## Problem details
Search the listing below for "text". Copy each matching line.

****

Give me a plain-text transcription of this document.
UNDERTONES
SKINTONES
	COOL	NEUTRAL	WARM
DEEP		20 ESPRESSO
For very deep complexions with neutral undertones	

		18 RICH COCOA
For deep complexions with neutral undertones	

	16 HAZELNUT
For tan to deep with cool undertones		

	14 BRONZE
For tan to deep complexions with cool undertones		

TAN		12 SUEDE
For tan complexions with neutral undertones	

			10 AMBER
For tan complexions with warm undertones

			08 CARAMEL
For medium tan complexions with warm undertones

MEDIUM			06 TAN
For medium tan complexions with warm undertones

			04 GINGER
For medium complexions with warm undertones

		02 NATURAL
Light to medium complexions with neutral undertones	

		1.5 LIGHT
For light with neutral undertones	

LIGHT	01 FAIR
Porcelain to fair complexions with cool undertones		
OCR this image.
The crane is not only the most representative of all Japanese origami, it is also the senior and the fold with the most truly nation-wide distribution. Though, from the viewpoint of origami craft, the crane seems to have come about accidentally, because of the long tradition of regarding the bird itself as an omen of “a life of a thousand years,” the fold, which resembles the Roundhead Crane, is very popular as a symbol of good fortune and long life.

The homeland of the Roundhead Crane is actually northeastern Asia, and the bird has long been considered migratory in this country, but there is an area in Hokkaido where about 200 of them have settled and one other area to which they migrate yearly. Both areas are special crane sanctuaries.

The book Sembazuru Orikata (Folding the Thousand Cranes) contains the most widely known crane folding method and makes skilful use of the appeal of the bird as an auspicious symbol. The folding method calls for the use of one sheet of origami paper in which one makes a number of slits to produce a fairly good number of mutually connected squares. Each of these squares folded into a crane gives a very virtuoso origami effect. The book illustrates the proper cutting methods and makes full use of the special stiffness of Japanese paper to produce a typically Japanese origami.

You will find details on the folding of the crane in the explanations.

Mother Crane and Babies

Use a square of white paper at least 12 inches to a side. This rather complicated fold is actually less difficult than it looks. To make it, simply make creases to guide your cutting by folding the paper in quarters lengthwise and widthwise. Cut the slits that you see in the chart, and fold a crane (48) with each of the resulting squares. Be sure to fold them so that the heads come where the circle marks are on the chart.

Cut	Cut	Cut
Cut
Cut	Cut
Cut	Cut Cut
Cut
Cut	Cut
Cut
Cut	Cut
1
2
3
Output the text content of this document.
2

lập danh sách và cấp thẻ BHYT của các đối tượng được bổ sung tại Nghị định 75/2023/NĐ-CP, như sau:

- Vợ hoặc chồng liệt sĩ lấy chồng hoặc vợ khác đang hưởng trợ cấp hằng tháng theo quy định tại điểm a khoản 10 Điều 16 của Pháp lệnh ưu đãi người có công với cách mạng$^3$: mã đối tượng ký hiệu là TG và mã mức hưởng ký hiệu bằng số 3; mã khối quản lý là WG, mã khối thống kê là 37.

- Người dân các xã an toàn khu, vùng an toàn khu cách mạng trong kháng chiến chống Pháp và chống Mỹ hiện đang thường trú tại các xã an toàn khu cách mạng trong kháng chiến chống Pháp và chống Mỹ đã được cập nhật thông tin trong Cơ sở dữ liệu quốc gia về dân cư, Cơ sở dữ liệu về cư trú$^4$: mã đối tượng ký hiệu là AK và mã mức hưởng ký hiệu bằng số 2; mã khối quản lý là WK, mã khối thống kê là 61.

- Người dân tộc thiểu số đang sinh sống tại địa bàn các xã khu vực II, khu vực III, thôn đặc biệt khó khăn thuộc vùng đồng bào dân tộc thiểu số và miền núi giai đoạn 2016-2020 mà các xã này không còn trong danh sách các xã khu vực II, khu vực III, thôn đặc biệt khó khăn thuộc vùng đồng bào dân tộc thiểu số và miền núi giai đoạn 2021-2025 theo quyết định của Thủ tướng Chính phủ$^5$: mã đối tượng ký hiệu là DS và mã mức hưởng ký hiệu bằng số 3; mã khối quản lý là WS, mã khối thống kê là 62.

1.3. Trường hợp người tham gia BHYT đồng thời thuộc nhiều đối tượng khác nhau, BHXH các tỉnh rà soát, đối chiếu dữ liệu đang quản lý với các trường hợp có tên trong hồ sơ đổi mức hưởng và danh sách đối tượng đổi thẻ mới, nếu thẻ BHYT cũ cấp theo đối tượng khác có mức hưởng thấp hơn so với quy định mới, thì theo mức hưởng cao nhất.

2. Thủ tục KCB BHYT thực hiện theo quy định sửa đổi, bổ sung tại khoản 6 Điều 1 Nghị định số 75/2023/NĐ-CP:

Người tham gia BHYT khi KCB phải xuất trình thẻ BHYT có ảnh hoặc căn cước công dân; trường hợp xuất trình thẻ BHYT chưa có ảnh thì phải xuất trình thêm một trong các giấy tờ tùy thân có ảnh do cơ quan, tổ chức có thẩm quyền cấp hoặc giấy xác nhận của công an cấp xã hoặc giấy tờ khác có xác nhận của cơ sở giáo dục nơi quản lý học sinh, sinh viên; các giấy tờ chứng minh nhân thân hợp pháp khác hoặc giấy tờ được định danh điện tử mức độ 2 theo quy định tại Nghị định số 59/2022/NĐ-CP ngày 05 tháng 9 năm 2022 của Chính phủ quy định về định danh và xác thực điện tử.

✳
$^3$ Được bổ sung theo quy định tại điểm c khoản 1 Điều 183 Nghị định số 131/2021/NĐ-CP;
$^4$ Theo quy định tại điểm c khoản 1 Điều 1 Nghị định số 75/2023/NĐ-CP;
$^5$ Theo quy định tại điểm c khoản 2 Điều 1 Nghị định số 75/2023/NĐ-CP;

****

## Written solution
Give me a plain-text transcription of this document.
Output the text content of this document.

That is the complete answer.